■ **What you have to do**
Set the data down again, exactly as it reads, but without the pictures.

■ **Given entries**
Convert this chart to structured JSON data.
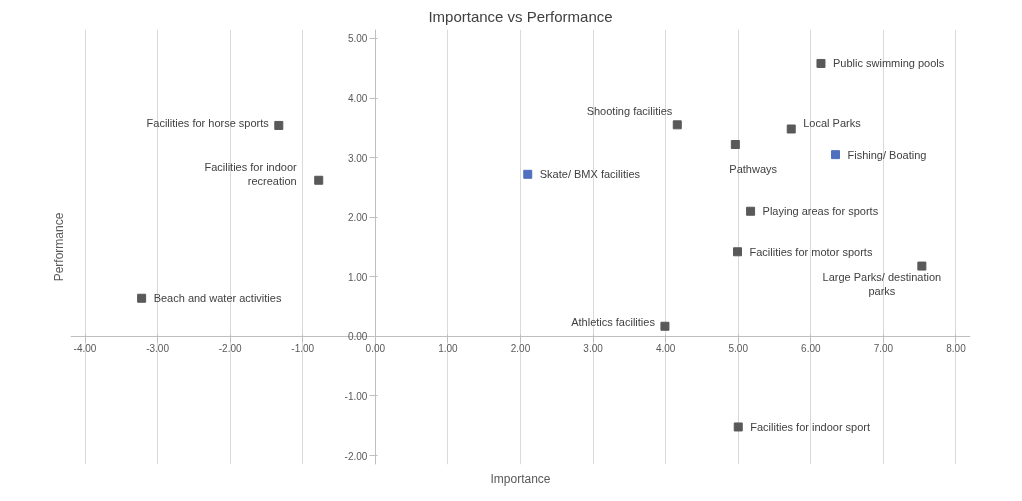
{
  "chart_data": {
    "type": "scatter",
    "title": "Importance vs Performance",
    "xlabel": "Importance",
    "ylabel": "Performance",
    "x": [
      6.14,
      5.73,
      4.16,
      4.96,
      6.34,
      2.1,
      5.17,
      4.99,
      7.53,
      3.99,
      5.0,
      -1.33,
      -0.78,
      -3.22
    ],
    "values": [
      4.58,
      3.48,
      3.55,
      3.22,
      3.05,
      2.72,
      2.1,
      1.42,
      1.18,
      0.17,
      -1.52,
      3.54,
      2.62,
      0.64
    ],
    "colors": [
      "#595959",
      "#595959",
      "#595959",
      "#595959",
      "#4f6fbf",
      "#4f6fbf",
      "#595959",
      "#595959",
      "#595959",
      "#595959",
      "#595959",
      "#595959",
      "#595959",
      "#595959"
    ],
    "annotations": [
      {
        "text": "Public swimming pools",
        "x": 6.14,
        "y": 4.58
      },
      {
        "text": "Local Parks",
        "x": 5.73,
        "y": 3.48
      },
      {
        "text": "Shooting facilities",
        "x": 4.16,
        "y": 3.55
      },
      {
        "text": "Pathways",
        "x": 4.96,
        "y": 3.22
      },
      {
        "text": "Fishing/ Boating",
        "x": 6.34,
        "y": 3.05
      },
      {
        "text": "Skate/ BMX facilities",
        "x": 2.1,
        "y": 2.72
      },
      {
        "text": "Playing areas for sports",
        "x": 5.17,
        "y": 2.1
      },
      {
        "text": "Facilities for motor sports",
        "x": 4.99,
        "y": 1.42
      },
      {
        "text": "Large Parks/ destination parks",
        "x": 7.53,
        "y": 1.18
      },
      {
        "text": "Athletics facilities",
        "x": 3.99,
        "y": 0.17
      },
      {
        "text": "Facilities for indoor sport",
        "x": 5.0,
        "y": -1.52
      },
      {
        "text": "Facilities for horse sports",
        "x": -1.33,
        "y": 3.54
      },
      {
        "text": "Facilities for indoor recreation",
        "x": -0.78,
        "y": 2.62
      },
      {
        "text": "Beach and water activities",
        "x": -3.22,
        "y": 0.64
      }
    ],
    "xlim": [
      -4.2,
      8.2
    ],
    "ylim": [
      -2.15,
      5.15
    ],
    "xticks": [
      {
        "value": -4,
        "label": "-4.00"
      },
      {
        "value": -3,
        "label": "-3.00"
      },
      {
        "value": -2,
        "label": "-2.00"
      },
      {
        "value": -1,
        "label": "-1.00"
      },
      {
        "value": 0,
        "label": "0.00"
      },
      {
        "value": 1,
        "label": "1.00"
      },
      {
        "value": 2,
        "label": "2.00"
      },
      {
        "value": 3,
        "label": "3.00"
      },
      {
        "value": 4,
        "label": "4.00"
      },
      {
        "value": 5,
        "label": "5.00"
      },
      {
        "value": 6,
        "label": "6.00"
      },
      {
        "value": 7,
        "label": "7.00"
      },
      {
        "value": 8,
        "label": "8.00"
      }
    ],
    "yticks": [
      {
        "value": -2,
        "label": "-2.00"
      },
      {
        "value": -1,
        "label": "-1.00"
      },
      {
        "value": 0,
        "label": "0.00"
      },
      {
        "value": 1,
        "label": "1.00"
      },
      {
        "value": 2,
        "label": "2.00"
      },
      {
        "value": 3,
        "label": "3.00"
      },
      {
        "value": 4,
        "label": "4.00"
      },
      {
        "value": 5,
        "label": "5.00"
      }
    ],
    "grid": "x",
    "marker": "square"
  }
}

■ **Solution to this problem**
Convert this chart to structured JSON data.
{
  "chart_data": {
    "type": "scatter",
    "title": "Importance vs Performance",
    "xlabel": "Importance",
    "ylabel": "Performance",
    "x": [
      6.14,
      5.73,
      4.16,
      4.96,
      6.34,
      2.1,
      5.17,
      4.99,
      7.53,
      3.99,
      5.0,
      -1.33,
      -0.78,
      -3.22
    ],
    "values": [
      4.58,
      3.48,
      3.55,
      3.22,
      3.05,
      2.72,
      2.1,
      1.42,
      1.18,
      0.17,
      -1.52,
      3.54,
      2.62,
      0.64
    ],
    "colors": [
      "#595959",
      "#595959",
      "#595959",
      "#595959",
      "#4f6fbf",
      "#4f6fbf",
      "#595959",
      "#595959",
      "#595959",
      "#595959",
      "#595959",
      "#595959",
      "#595959",
      "#595959"
    ],
    "annotations": [
      {
        "text": "Public swimming pools",
        "x": 6.14,
        "y": 4.58
      },
      {
        "text": "Local Parks",
        "x": 5.73,
        "y": 3.48
      },
      {
        "text": "Shooting facilities",
        "x": 4.16,
        "y": 3.55
      },
      {
        "text": "Pathways",
        "x": 4.96,
        "y": 3.22
      },
      {
        "text": "Fishing/ Boating",
        "x": 6.34,
        "y": 3.05
      },
      {
        "text": "Skate/ BMX facilities",
        "x": 2.1,
        "y": 2.72
      },
      {
        "text": "Playing areas for sports",
        "x": 5.17,
        "y": 2.1
      },
      {
        "text": "Facilities for motor sports",
        "x": 4.99,
        "y": 1.42
      },
      {
        "text": "Large Parks/ destination parks",
        "x": 7.53,
        "y": 1.18
      },
      {
        "text": "Athletics facilities",
        "x": 3.99,
        "y": 0.17
      },
      {
        "text": "Facilities for indoor sport",
        "x": 5.0,
        "y": -1.52
      },
      {
        "text": "Facilities for horse sports",
        "x": -1.33,
        "y": 3.54
      },
      {
        "text": "Facilities for indoor recreation",
        "x": -0.78,
        "y": 2.62
      },
      {
        "text": "Beach and water activities",
        "x": -3.22,
        "y": 0.64
      }
    ],
    "xlim": [
      -4.2,
      8.2
    ],
    "ylim": [
      -2.15,
      5.15
    ],
    "xticks": [
      {
        "value": -4,
        "label": "-4.00"
      },
      {
        "value": -3,
        "label": "-3.00"
      },
      {
        "value": -2,
        "label": "-2.00"
      },
      {
        "value": -1,
        "label": "-1.00"
      },
      {
        "value": 0,
        "label": "0.00"
      },
      {
        "value": 1,
        "label": "1.00"
      },
      {
        "value": 2,
        "label": "2.00"
      },
      {
        "value": 3,
        "label": "3.00"
      },
      {
        "value": 4,
        "label": "4.00"
      },
      {
        "value": 5,
        "label": "5.00"
      },
      {
        "value": 6,
        "label": "6.00"
      },
      {
        "value": 7,
        "label": "7.00"
      },
      {
        "value": 8,
        "label": "8.00"
      }
    ],
    "yticks": [
      {
        "value": -2,
        "label": "-2.00"
      },
      {
        "value": -1,
        "label": "-1.00"
      },
      {
        "value": 0,
        "label": "0.00"
      },
      {
        "value": 1,
        "label": "1.00"
      },
      {
        "value": 2,
        "label": "2.00"
      },
      {
        "value": 3,
        "label": "3.00"
      },
      {
        "value": 4,
        "label": "4.00"
      },
      {
        "value": 5,
        "label": "5.00"
      }
    ],
    "grid": "x",
    "marker": "square"
  }
}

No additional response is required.